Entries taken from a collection
--- BEGIN ---

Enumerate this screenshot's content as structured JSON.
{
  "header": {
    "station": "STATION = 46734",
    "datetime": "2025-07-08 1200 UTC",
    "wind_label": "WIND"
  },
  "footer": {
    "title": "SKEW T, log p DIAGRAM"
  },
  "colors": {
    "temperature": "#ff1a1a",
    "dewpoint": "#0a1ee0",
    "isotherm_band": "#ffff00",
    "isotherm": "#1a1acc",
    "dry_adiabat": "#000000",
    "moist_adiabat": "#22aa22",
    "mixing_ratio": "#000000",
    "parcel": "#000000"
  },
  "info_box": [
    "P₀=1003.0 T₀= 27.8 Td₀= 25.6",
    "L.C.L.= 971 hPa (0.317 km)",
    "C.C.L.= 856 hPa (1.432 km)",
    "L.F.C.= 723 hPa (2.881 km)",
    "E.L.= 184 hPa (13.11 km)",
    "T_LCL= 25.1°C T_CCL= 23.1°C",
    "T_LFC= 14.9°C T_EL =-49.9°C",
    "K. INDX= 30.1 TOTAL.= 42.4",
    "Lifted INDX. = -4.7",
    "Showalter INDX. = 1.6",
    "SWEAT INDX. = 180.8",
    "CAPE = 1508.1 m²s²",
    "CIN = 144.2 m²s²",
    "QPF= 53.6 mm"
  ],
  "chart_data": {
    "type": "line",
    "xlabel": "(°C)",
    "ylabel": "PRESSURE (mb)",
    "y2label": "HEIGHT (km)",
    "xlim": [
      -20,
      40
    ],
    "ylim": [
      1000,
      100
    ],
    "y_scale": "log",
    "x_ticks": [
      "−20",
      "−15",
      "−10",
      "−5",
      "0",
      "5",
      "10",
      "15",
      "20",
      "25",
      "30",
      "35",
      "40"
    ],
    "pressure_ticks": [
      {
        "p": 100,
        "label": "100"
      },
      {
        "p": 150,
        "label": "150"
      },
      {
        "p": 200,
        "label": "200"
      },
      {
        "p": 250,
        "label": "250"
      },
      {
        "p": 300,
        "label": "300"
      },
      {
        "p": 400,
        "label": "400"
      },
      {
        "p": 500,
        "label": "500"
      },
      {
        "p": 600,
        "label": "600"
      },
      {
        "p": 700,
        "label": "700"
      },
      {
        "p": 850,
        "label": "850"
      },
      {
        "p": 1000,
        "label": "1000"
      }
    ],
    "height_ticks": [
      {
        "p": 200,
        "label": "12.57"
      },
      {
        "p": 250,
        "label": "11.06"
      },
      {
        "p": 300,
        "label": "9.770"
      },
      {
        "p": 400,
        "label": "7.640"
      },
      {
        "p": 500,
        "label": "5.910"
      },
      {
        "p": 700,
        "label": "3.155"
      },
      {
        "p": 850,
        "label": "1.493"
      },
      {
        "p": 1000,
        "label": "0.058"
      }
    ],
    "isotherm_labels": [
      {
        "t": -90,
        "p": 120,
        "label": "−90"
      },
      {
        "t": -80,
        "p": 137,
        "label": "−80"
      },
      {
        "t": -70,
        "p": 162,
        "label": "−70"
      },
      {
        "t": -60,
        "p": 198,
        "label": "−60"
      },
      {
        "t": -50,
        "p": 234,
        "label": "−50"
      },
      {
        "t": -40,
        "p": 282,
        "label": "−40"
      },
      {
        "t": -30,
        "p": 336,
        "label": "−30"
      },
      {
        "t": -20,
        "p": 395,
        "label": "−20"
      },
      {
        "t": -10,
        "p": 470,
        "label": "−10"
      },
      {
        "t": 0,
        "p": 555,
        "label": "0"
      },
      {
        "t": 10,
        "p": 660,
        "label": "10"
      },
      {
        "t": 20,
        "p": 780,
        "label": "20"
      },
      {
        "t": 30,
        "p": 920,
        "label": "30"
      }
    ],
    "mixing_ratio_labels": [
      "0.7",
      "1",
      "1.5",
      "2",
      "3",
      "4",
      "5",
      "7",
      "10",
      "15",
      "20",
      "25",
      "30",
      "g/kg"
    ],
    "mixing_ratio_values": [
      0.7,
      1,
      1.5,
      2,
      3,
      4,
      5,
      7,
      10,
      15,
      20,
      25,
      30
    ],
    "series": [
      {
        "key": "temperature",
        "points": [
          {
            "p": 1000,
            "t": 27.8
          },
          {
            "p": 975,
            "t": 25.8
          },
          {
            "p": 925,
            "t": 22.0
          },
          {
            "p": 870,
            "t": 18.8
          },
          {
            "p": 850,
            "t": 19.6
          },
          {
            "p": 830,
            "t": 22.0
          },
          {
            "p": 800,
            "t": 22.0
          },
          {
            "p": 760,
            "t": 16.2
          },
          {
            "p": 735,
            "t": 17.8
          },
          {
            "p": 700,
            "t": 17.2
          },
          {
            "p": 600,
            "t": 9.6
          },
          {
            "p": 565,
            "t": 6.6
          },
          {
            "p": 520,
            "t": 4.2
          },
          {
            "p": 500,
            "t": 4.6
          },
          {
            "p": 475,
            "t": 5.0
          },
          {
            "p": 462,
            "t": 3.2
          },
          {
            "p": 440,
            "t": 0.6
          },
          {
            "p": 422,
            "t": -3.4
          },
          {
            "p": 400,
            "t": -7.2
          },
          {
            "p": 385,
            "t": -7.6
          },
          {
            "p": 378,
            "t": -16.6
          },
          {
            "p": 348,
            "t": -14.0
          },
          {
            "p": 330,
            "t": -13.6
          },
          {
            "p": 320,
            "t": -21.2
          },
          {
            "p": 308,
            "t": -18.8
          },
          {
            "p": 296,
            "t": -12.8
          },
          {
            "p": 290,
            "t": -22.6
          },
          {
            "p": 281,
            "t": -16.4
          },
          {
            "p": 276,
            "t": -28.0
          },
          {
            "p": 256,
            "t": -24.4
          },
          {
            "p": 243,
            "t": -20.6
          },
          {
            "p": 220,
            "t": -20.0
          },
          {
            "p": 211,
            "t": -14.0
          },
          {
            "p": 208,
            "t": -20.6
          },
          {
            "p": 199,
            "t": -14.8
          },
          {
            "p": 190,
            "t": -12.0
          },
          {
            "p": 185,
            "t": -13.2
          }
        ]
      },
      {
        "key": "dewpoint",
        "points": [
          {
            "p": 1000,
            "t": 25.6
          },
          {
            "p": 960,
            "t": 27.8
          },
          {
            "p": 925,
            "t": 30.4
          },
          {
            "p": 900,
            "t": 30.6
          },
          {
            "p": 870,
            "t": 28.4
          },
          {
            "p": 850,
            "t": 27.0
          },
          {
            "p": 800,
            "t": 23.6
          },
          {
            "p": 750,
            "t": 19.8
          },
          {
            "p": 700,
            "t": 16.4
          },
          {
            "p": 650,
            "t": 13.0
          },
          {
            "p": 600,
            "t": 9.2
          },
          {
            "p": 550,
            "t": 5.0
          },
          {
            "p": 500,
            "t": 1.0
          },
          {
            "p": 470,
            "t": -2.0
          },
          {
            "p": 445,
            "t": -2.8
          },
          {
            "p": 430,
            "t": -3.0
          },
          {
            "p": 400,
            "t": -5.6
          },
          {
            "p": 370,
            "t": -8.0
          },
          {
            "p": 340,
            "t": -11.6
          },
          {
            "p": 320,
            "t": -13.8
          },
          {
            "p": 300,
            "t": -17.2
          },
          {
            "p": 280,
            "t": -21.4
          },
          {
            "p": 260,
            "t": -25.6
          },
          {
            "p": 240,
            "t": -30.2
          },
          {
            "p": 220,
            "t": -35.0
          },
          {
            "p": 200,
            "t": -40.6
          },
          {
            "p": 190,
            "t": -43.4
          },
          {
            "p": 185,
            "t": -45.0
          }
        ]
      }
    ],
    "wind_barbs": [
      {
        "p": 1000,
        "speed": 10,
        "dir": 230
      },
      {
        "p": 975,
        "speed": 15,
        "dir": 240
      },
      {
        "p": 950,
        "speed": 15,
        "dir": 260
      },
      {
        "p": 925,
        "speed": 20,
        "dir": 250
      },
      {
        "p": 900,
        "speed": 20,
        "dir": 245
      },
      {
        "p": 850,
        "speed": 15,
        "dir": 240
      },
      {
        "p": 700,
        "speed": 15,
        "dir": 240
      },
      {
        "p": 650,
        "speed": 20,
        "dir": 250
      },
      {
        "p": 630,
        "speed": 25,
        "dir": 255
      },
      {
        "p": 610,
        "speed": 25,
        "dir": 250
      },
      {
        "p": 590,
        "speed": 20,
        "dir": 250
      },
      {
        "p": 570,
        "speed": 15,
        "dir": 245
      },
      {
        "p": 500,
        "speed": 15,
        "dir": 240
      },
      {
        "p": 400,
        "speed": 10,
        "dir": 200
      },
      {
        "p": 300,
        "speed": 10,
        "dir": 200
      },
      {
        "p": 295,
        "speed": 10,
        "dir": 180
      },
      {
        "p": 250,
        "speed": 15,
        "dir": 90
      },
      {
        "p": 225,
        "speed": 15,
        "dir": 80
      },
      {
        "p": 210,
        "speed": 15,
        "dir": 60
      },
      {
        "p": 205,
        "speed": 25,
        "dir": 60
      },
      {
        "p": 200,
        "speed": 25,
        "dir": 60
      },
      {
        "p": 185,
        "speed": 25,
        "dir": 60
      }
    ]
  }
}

--- END ---

**Work instructions:** Filter the data for the string "temperature" and copy every line that has it.

**Answer to the problem:**
    "temperature": "#ff1a1a",
        "key": "temperature",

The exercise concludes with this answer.